Some records:
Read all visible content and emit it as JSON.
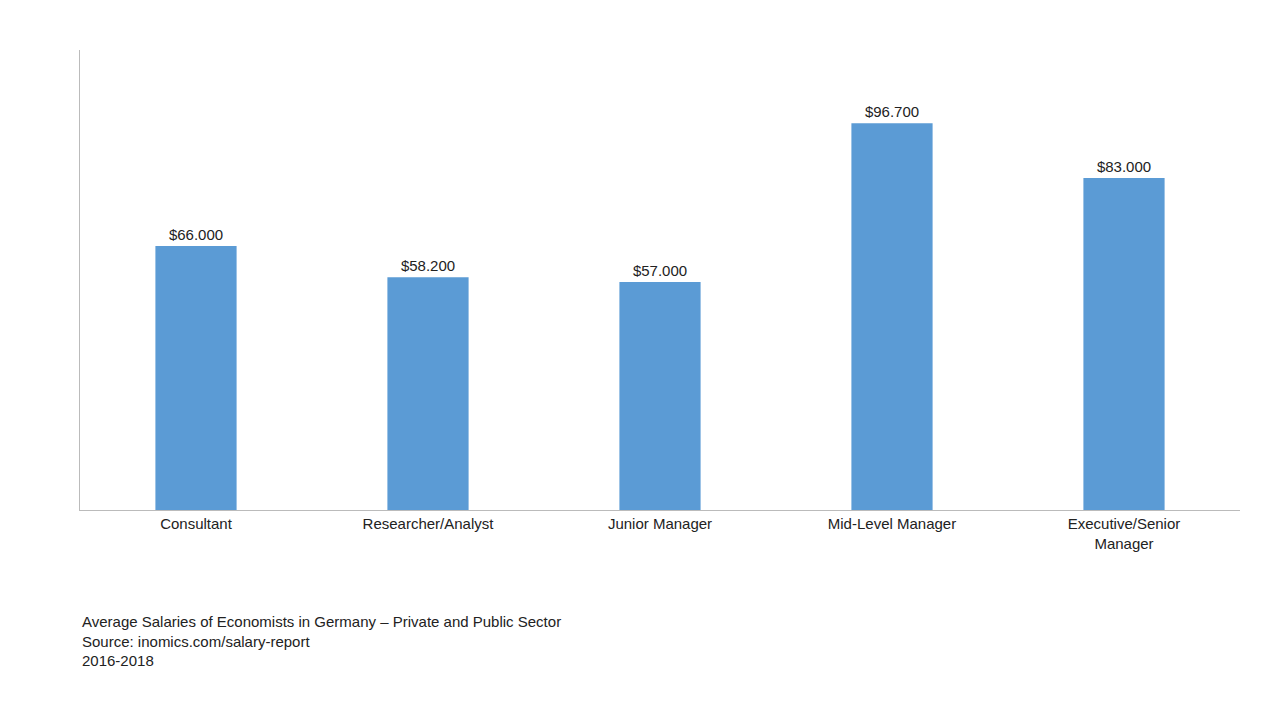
{
  "chart_data": {
    "type": "bar",
    "title": "Average Salaries of Economists in Germany – Private and Public Sector",
    "subtitle": "Source: inomics.com/salary-report",
    "annotations": [
      "2016-2018"
    ],
    "categories": [
      "Consultant",
      "Researcher/Analyst",
      "Junior Manager",
      "Mid-Level Manager",
      "Executive/Senior\nManager"
    ],
    "values": [
      66000,
      58200,
      57000,
      96700,
      83000
    ],
    "value_labels": [
      "$66.000",
      "$58.200",
      "$57.000",
      "$96.700",
      "$83.000"
    ],
    "data_labels": true,
    "color": "#5b9bd5",
    "ylim": [
      0,
      115000
    ],
    "grid": false,
    "tick_labels": "x"
  }
}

DIRECTION: Return all of the entries exactly as written, but drop any pictures they hold.

WORKED SOLUTION:
Read all visible content and emit it as JSON.
{
  "chart_data": {
    "type": "bar",
    "title": "Average Salaries of Economists in Germany – Private and Public Sector",
    "subtitle": "Source: inomics.com/salary-report",
    "annotations": [
      "2016-2018"
    ],
    "categories": [
      "Consultant",
      "Researcher/Analyst",
      "Junior Manager",
      "Mid-Level Manager",
      "Executive/Senior\nManager"
    ],
    "values": [
      66000,
      58200,
      57000,
      96700,
      83000
    ],
    "value_labels": [
      "$66.000",
      "$58.200",
      "$57.000",
      "$96.700",
      "$83.000"
    ],
    "data_labels": true,
    "color": "#5b9bd5",
    "ylim": [
      0,
      115000
    ],
    "grid": false,
    "tick_labels": "x"
  }
}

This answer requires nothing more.